*Extracted material*.
*-*-*
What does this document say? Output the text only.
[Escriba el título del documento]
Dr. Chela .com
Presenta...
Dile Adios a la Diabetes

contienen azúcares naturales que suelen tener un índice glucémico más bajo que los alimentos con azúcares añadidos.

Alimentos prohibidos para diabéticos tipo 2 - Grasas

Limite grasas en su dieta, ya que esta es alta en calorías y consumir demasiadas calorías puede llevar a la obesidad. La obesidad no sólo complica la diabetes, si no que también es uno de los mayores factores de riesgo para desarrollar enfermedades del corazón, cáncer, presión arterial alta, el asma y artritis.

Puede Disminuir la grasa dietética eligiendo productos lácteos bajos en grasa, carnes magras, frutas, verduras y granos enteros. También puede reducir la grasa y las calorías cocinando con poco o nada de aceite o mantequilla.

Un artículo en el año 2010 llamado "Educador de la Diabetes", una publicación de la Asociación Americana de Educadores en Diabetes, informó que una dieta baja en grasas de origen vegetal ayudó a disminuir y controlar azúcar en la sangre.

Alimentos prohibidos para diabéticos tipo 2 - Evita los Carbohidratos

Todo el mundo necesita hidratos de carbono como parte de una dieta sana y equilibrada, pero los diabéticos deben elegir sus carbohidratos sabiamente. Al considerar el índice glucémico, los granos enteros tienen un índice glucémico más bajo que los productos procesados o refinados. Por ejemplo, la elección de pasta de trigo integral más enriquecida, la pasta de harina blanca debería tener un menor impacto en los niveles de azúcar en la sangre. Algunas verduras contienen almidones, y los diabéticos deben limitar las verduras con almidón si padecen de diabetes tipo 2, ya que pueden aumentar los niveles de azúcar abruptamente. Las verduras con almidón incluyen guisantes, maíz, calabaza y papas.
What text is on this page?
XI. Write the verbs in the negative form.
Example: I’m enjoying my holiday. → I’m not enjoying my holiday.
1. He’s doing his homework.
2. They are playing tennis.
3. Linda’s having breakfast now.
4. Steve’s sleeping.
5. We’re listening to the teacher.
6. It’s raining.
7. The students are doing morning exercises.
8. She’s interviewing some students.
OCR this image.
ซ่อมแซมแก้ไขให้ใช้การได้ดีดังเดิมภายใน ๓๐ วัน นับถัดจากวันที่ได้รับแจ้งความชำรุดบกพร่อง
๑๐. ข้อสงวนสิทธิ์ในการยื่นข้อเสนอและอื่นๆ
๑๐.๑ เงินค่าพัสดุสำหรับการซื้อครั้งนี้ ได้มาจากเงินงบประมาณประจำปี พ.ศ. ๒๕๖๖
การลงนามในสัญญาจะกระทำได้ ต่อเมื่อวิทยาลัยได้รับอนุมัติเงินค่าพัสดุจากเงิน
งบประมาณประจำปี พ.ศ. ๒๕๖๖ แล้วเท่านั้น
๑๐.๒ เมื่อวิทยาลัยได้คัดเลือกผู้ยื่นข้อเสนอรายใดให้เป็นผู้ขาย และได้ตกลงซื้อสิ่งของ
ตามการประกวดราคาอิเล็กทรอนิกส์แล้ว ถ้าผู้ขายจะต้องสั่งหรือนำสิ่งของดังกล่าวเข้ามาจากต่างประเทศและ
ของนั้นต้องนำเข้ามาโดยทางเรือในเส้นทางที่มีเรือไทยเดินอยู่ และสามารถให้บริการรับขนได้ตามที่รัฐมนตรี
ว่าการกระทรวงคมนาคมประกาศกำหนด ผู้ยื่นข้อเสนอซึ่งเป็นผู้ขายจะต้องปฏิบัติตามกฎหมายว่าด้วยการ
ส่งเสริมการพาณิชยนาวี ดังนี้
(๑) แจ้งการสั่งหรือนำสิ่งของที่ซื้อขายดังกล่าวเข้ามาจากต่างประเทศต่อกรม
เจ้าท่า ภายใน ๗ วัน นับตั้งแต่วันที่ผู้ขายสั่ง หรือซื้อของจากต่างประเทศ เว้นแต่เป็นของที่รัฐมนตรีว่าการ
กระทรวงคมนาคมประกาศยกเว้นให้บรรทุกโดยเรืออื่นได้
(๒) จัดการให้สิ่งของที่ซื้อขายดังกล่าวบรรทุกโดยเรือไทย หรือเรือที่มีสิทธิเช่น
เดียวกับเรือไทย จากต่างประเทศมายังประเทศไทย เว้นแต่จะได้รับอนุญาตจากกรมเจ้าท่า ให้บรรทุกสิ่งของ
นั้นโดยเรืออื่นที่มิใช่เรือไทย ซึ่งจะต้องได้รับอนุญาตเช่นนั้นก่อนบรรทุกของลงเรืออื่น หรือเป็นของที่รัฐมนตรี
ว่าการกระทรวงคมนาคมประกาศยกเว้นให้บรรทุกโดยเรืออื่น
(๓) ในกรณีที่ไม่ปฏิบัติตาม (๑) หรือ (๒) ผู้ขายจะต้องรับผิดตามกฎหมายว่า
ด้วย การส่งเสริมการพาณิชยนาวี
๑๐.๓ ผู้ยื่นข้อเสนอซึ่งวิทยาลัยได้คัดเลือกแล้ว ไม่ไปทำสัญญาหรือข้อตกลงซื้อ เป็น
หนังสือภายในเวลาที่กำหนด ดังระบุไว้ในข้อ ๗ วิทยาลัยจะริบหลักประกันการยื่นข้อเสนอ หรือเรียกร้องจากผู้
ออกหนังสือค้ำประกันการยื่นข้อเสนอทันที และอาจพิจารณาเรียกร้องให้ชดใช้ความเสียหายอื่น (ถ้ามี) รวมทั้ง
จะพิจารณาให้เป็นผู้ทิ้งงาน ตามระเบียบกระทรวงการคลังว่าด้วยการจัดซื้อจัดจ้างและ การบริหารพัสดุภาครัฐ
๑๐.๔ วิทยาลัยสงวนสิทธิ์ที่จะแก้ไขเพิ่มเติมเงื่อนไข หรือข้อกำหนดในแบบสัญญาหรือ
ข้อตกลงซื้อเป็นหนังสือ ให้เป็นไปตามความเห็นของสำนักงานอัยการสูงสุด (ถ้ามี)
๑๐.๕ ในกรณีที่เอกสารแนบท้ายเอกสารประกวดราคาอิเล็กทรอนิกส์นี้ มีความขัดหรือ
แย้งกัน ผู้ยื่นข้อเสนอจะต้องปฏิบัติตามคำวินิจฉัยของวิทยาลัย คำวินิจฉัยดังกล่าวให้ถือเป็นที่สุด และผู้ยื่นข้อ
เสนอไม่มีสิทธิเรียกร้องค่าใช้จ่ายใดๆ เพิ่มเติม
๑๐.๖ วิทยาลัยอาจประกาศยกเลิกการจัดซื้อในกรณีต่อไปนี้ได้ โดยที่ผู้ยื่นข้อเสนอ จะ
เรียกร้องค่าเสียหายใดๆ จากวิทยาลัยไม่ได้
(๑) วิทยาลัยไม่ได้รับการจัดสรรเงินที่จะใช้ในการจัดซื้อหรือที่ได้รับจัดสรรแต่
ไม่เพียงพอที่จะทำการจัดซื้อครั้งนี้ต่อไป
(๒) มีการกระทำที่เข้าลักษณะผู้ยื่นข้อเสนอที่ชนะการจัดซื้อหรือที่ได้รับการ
*-*-*
From the listing above, collect every line that mentions the word "อขายด".

*Response to the exercise*.
(๑) แจ้งการสั่งหรือนำสิ่งของที่ซื้อขายดังกล่าวเข้ามาจากต่างประเทศต่อกรม
(๒) จัดการให้สิ่งของที่ซื้อขายดังกล่าวบรรทุกโดยเรือไทย หรือเรือที่มีสิทธิเช่น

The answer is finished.